### [Exercise requirements]
Of the lines below, count those containing the word "median". Reply with the number alone.
··· Data for processing
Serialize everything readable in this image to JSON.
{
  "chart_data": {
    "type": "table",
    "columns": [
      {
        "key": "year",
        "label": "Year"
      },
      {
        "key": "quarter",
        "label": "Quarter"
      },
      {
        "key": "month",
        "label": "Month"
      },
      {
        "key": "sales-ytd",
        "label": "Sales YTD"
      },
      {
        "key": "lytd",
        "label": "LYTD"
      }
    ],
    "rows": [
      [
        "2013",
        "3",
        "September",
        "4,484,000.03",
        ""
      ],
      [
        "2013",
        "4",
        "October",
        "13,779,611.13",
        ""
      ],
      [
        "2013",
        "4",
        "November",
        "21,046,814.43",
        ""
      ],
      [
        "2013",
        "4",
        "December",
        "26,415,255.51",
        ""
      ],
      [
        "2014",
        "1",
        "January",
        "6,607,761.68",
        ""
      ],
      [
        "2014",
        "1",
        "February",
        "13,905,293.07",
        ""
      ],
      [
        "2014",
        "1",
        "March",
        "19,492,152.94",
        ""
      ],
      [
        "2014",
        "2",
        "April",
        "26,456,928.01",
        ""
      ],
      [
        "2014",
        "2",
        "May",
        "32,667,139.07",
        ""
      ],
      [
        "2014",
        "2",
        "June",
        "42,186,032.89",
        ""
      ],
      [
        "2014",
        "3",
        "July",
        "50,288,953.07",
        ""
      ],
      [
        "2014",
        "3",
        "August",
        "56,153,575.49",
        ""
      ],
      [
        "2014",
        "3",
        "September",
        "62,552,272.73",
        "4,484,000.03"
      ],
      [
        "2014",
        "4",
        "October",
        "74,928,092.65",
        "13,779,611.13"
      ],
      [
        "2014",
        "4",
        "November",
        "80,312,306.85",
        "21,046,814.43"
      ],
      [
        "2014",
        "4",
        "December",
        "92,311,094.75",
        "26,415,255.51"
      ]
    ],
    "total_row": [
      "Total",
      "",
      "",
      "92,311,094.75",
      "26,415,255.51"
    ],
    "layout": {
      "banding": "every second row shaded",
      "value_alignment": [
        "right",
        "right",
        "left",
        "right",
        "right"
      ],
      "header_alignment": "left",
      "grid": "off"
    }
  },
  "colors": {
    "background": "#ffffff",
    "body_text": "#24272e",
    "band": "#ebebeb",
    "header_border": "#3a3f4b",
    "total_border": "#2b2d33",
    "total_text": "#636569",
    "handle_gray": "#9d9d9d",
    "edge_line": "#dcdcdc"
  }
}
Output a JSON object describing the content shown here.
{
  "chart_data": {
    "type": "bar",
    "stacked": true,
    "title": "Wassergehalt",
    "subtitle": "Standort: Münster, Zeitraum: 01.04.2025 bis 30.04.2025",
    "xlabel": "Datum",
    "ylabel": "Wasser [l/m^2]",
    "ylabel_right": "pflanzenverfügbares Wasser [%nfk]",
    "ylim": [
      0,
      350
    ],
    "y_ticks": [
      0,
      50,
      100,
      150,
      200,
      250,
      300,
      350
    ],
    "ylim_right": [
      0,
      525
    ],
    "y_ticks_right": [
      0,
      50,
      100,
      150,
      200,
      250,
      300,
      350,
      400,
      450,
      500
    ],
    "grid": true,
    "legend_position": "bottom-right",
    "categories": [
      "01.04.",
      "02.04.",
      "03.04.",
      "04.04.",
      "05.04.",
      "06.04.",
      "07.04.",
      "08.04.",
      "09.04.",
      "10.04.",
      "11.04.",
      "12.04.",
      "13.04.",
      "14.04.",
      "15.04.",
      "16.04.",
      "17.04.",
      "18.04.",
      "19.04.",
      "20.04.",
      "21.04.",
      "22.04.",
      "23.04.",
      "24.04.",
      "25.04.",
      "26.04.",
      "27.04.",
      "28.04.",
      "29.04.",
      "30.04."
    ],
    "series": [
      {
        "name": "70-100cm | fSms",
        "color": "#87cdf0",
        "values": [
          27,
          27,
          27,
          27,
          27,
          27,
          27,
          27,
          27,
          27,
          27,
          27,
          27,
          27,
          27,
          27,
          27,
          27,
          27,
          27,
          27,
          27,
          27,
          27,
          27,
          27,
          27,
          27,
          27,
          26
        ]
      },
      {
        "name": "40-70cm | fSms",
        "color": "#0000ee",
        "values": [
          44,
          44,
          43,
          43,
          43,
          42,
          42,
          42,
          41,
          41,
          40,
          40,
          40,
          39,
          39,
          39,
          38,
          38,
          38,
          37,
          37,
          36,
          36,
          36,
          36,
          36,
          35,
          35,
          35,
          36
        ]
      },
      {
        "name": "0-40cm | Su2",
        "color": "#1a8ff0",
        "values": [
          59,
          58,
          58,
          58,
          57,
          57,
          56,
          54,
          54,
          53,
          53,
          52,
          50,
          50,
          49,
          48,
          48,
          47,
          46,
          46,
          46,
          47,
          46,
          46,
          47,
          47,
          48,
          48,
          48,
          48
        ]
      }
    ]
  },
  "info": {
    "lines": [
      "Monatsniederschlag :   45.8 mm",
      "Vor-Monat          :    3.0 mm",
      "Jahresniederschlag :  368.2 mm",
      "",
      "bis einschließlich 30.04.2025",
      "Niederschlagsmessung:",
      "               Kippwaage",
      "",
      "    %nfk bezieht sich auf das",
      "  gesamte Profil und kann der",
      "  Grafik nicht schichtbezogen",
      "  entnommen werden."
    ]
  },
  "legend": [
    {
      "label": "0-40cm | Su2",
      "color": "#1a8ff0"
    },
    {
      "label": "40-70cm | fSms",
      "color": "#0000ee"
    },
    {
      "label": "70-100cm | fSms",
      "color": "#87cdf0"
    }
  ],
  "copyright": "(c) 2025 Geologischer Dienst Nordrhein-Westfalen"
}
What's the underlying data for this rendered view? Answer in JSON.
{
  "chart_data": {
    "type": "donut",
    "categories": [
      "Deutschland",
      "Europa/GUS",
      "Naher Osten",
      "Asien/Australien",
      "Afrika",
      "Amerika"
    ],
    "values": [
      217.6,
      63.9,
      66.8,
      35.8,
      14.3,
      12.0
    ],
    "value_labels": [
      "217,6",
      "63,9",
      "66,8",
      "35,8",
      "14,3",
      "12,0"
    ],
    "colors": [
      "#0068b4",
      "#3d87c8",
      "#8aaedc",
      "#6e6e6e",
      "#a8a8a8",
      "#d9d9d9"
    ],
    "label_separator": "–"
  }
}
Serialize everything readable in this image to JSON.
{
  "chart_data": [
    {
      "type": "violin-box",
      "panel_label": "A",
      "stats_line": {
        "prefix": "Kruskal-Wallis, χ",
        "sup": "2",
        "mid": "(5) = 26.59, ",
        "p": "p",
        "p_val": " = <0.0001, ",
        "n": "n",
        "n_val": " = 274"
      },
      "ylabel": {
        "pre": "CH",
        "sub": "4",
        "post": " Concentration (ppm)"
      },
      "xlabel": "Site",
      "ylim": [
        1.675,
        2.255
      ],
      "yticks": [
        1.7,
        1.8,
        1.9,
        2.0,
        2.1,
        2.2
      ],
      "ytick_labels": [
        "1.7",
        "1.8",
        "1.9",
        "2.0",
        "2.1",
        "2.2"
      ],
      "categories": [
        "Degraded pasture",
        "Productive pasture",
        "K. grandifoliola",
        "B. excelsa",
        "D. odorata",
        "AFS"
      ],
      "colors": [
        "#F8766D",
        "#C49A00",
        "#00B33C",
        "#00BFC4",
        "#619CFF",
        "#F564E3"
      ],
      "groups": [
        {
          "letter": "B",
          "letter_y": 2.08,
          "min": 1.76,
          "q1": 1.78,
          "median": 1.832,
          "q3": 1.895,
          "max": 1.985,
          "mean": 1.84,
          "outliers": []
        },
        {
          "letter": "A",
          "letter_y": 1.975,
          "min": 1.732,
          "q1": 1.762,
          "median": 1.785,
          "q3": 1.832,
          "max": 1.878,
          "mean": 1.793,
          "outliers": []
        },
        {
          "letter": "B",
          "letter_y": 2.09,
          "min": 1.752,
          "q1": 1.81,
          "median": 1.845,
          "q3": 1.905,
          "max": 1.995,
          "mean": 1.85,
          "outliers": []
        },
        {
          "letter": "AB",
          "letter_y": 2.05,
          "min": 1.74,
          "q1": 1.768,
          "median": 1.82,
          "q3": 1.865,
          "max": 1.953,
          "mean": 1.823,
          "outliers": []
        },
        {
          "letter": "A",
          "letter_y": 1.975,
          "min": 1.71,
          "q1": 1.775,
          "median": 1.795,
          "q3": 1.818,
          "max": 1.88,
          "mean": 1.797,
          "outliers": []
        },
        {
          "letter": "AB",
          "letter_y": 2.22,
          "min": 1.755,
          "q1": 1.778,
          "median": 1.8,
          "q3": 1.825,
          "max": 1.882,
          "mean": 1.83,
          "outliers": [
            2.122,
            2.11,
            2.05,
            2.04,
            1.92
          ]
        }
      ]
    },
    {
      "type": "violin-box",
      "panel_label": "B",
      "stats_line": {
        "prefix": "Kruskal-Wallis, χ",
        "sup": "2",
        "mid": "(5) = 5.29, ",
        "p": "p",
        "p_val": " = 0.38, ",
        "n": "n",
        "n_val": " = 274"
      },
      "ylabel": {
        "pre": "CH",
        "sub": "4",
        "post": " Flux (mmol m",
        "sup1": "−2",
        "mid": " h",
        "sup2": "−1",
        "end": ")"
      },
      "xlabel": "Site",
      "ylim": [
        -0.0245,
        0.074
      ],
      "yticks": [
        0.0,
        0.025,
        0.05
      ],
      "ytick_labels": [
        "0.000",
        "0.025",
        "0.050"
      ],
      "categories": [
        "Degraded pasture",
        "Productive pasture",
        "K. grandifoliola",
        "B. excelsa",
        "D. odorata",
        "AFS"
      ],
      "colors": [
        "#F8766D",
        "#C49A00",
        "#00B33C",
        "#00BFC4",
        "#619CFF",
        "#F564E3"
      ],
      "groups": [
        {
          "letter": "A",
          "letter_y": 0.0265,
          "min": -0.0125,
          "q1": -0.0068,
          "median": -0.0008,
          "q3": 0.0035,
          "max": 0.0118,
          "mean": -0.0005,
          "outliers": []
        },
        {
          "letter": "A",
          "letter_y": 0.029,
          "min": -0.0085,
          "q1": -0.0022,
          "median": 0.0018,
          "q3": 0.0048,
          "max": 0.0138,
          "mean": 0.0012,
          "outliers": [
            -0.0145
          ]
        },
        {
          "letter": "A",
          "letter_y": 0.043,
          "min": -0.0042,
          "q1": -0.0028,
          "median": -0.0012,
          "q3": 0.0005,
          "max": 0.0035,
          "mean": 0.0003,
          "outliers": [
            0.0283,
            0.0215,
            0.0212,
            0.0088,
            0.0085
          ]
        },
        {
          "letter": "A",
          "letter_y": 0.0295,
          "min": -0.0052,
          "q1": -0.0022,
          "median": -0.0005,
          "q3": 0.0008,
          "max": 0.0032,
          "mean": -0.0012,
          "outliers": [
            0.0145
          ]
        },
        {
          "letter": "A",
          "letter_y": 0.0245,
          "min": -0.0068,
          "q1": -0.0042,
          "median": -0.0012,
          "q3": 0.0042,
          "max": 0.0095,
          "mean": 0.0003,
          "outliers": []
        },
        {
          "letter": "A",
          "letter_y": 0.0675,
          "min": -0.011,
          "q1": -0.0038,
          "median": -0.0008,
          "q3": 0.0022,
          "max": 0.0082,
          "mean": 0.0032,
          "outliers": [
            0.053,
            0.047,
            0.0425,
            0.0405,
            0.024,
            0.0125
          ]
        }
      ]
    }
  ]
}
······
### [Result]
12